Given request
Retype the whole listing below, character for character.

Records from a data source
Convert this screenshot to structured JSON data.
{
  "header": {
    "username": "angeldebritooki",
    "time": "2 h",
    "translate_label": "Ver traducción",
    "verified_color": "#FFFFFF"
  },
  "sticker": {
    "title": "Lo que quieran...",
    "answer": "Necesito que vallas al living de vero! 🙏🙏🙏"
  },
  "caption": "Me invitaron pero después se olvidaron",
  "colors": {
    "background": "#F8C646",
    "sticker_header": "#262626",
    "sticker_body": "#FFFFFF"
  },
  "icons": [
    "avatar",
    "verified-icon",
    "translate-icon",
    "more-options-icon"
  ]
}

Complete output
Convert this screenshot to structured JSON data.
{
  "header": {
    "username": "angeldebritooki",
    "time": "2 h",
    "translate_label": "Ver traducción",
    "verified_color": "#FFFFFF"
  },
  "sticker": {
    "title": "Lo que quieran...",
    "answer": "Necesito que vallas al living de vero! 🙏🙏🙏"
  },
  "caption": "Me invitaron pero después se olvidaron",
  "colors": {
    "background": "#F8C646",
    "sticker_header": "#262626",
    "sticker_body": "#FFFFFF"
  },
  "icons": [
    "avatar",
    "verified-icon",
    "translate-icon",
    "more-options-icon"
  ]
}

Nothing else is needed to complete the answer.